PROBLEM SET>
A. In the post on the Wiener Akademikerbund, substitute "policy institute" for "think tank" and write out everything from "Regular Gates of" down to "opinions or explanations.".
B. According to the post on the Wiener Akademikerbund, which party stripped Professor Müller and Christian Zeitz of their membership?
C. Translate this sentence from the post on the Wiener Akademikerbund into Spanish: "After a long legal battle, they won their case."

PASSAGE TO READ>

__________

Thursday, May 19, 2011

The Failure of the Nazi Cudgel


This time last year the board of the Wiener Akademikerbund — the Academic Society of Vienna — was shut down by its parent organization for its independent thinking and political incorrectness.

The national Akademikerbund had no legal right to take such actions, and the Viennese free-thinkers fought back. After a long legal battle, they won their case.

Our Austrian correspondent AMT introduces two translated articles about the WAB’s victory:

A Victory for the Wiener Akademikerbund
by AMT

Regular Gates of Vienna readers will remember the Wiener Akademikerbund, a genuine think tank which in 2010 was lambasted by the ruling PC MC political elite in Austria for daring to think.

The reason for this outrage was a so-called position paper which included many different ideas, but it was the WAB’s ideas about freedom of speech and thought regarding the “Verbotsgesetz” that enraged the Austrian Akademikerbund and the ÖVP (Austrian People’s Party).

Within a matter of hours, the entire WAB board was relieved of its duties and board members Professor Müller — a survivor of Nazi terror — and Christian Zeitz were stripped of their ÖVP party membership. No one from the ÖVP — in a very EU, non-democratic fashion — ever asked for their opinions or explanations.

It was clear from the start that the actions taken by the Austrian Akademikerbund were illegal and against the by-laws: the Austrian Akademikerbund cannot legally interfere with the WAB.

__________

SOURCE EXCERPT>
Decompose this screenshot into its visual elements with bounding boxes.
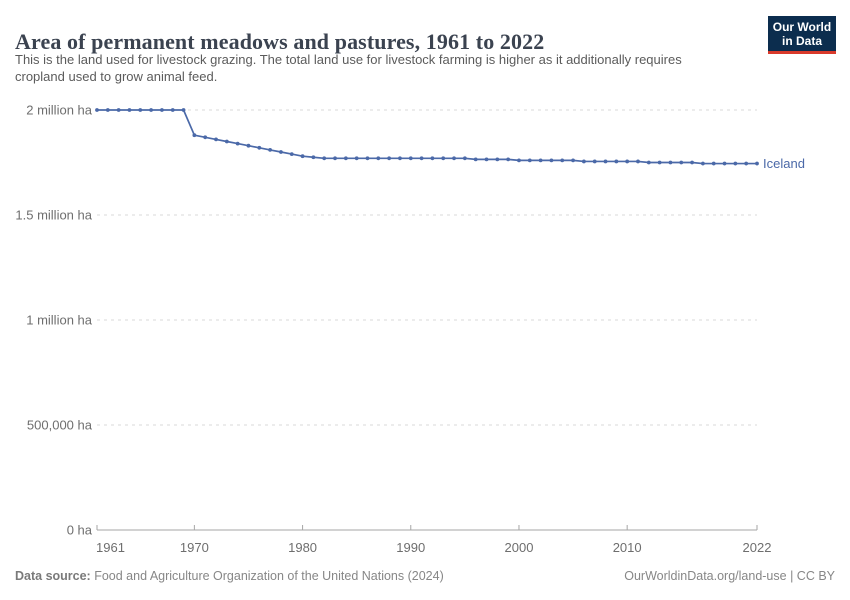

__________

ANSWERS GIVEN>
A.
Regular Gates of Vienna readers will remember the Wiener Akademikerbund, a genuine policy institute which in 2010 was lambasted by the ruling PC MC political elite in Austria for daring to think.

The reason for this outrage was a so-called position paper which included many different ideas, but it was the WAB’s ideas about freedom of speech and thought regarding the “Verbotsgesetz” that enraged the Austrian Akademikerbund and the ÖVP (Austrian People’s Party).

Within a matter of hours, the entire WAB board was relieved of its duties and board members Professor Müller — a survivor of Nazi terror — and Christian Zeitz were stripped of their ÖVP party membership. No one from the ÖVP — in a very EU, non-democratic fashion — ever asked for their opinions or explanations.

B. The ÖVP (Austrian People's Party).

C. Tras una larga batalla legal, ganaron su caso.